Given request
Reproduce the lines below character for character, starting at the line that contains "vol-item-0[interactable]: VOL: 0.900" and stopping after the line that contains "period-15m[interactable]: 15m bbox=[355, 1, 373, 11]".

Data excerpts
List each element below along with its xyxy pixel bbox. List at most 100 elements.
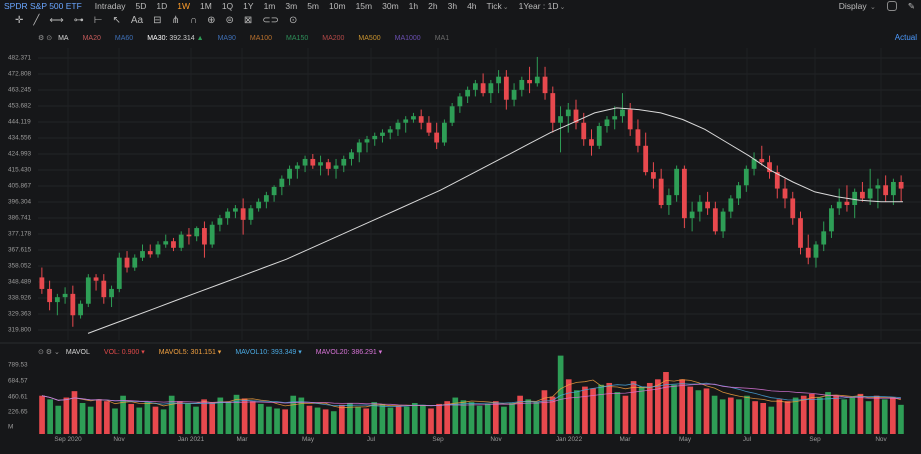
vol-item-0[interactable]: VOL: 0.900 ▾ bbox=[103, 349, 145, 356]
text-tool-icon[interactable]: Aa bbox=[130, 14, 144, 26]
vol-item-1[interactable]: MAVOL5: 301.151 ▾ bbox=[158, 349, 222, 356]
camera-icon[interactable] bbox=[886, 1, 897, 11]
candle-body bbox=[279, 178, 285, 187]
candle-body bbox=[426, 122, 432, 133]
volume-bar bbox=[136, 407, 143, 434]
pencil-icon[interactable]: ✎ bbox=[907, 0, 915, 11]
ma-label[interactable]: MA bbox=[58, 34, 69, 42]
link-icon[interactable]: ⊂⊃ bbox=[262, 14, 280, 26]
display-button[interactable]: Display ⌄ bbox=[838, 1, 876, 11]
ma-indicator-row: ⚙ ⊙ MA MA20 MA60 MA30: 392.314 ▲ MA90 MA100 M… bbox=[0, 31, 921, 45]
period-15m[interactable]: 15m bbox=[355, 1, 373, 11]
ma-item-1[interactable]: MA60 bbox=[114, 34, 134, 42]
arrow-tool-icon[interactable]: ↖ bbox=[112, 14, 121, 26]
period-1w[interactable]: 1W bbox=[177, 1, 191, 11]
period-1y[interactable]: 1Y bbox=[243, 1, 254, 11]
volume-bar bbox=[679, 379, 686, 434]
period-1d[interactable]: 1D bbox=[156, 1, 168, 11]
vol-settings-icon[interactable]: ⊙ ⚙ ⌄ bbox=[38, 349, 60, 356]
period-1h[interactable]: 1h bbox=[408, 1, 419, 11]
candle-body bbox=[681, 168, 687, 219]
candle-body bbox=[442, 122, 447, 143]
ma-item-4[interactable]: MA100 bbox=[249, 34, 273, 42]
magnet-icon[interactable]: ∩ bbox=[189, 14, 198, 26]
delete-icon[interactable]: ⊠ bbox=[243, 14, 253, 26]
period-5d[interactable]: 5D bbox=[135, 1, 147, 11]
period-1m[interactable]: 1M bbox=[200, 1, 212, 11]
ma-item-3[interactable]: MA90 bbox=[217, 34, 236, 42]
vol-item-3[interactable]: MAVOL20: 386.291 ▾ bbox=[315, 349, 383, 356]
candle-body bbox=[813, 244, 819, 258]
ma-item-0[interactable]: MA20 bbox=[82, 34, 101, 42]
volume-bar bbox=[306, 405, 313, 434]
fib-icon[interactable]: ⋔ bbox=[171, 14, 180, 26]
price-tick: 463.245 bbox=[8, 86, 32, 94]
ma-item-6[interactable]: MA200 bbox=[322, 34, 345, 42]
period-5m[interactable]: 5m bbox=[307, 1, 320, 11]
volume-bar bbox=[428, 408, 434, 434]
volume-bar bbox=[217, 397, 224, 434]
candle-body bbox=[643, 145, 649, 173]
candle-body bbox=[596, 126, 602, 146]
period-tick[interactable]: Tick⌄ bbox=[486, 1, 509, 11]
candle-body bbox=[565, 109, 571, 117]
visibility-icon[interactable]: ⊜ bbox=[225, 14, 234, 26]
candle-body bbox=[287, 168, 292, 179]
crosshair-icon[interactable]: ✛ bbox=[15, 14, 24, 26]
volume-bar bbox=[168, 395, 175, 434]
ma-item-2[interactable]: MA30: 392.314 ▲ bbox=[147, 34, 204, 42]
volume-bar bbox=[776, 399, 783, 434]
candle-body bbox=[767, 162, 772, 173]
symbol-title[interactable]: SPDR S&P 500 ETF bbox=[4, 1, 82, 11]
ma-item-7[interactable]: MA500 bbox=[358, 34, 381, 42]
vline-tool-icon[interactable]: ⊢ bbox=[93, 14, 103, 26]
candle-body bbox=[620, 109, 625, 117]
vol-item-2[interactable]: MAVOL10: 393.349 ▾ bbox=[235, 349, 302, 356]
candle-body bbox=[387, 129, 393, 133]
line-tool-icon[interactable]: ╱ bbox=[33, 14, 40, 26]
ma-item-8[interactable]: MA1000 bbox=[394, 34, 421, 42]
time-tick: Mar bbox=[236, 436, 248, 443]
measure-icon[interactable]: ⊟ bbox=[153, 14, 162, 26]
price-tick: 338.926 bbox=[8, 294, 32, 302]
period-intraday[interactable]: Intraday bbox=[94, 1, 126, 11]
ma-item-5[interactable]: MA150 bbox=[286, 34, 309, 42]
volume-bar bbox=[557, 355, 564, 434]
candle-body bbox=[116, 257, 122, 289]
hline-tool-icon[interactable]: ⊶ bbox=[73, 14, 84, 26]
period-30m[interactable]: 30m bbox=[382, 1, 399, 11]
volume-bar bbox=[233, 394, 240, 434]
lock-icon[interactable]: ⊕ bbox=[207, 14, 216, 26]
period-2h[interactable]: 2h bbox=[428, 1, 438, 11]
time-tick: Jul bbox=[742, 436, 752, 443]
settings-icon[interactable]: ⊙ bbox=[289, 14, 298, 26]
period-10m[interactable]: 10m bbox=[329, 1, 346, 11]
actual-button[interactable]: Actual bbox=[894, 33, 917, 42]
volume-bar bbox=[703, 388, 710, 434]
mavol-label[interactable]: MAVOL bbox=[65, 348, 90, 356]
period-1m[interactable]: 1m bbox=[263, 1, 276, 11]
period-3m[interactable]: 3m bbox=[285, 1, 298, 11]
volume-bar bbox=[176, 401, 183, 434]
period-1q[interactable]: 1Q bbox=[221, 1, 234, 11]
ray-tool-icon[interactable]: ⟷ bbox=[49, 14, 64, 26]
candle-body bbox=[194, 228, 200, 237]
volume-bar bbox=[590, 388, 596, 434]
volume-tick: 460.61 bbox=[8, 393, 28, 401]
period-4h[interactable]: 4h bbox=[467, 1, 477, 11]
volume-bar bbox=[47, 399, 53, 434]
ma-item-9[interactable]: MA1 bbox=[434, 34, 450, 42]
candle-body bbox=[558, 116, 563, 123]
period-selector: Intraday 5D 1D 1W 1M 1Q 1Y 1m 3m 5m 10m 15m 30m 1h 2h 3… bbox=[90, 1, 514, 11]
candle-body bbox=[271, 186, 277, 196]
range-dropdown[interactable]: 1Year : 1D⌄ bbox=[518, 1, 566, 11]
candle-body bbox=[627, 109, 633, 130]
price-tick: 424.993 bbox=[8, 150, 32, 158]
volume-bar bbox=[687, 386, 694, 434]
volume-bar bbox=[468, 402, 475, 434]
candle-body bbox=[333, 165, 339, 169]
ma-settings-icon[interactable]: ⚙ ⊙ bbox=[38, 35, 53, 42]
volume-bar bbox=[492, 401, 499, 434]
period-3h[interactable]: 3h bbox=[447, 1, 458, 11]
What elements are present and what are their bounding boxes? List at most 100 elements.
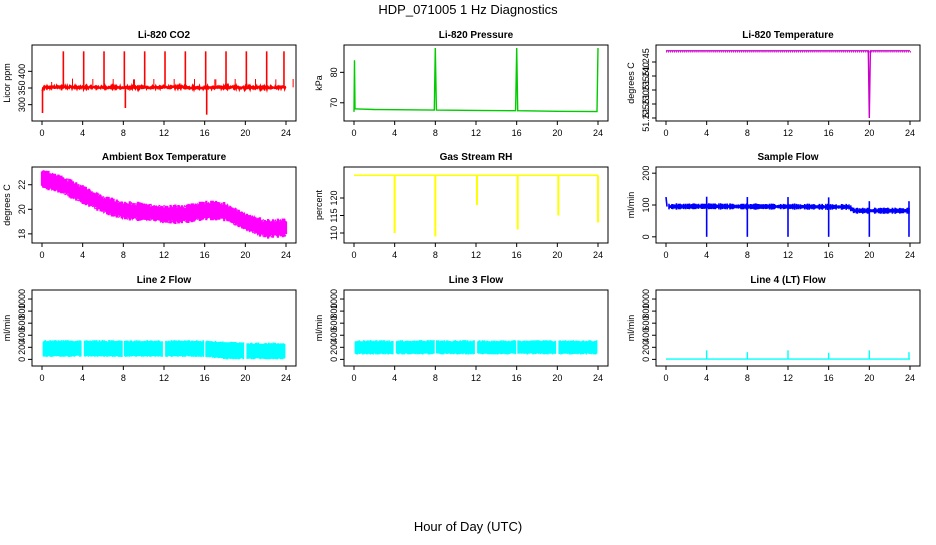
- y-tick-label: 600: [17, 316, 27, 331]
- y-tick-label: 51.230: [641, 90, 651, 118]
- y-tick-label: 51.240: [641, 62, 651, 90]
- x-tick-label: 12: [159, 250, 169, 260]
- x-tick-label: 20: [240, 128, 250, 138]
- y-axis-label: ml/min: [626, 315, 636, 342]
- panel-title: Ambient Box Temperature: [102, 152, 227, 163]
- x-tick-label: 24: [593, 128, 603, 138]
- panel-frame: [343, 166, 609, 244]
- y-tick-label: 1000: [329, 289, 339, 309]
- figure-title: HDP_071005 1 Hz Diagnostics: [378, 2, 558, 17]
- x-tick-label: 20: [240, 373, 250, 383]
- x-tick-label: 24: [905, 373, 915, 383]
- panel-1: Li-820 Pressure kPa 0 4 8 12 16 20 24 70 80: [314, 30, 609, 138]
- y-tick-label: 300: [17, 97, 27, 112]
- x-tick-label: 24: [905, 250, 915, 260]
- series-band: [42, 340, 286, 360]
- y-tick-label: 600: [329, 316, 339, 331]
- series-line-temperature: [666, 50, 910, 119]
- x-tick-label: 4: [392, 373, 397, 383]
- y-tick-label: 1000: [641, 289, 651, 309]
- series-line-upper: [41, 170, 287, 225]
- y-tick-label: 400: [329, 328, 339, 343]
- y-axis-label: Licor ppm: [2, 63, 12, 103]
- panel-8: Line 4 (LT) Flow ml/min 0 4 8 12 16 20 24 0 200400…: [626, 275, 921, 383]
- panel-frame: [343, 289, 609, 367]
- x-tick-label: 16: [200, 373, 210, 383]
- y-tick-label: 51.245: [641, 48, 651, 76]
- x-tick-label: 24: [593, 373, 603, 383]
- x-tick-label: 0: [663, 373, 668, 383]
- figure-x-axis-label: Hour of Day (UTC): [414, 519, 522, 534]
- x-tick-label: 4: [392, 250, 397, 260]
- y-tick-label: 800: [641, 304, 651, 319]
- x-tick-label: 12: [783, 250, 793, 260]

The completed task
vol-item-0[interactable]: VOL: 0.900 ▾ bbox=[103, 349, 145, 356]
text-tool-icon[interactable]: Aa bbox=[130, 14, 144, 26]
vol-item-1[interactable]: MAVOL5: 301.151 ▾ bbox=[158, 349, 222, 356]
camera-icon[interactable] bbox=[886, 1, 897, 11]
candle-body bbox=[279, 178, 285, 187]
candle-body bbox=[426, 122, 432, 133]
volume-bar bbox=[136, 407, 143, 434]
pencil-icon[interactable]: ✎ bbox=[907, 0, 915, 11]
ma-label[interactable]: MA bbox=[58, 34, 69, 42]
link-icon[interactable]: ⊂⊃ bbox=[262, 14, 280, 26]
display-button[interactable]: Display ⌄ bbox=[838, 1, 876, 11]
ma-indicator-row: ⚙ ⊙ MA MA20 MA60 MA30: 392.314 ▲ MA90 MA100 M… bbox=[0, 31, 921, 45]
period-15m[interactable]: 15m bbox=[355, 1, 373, 11]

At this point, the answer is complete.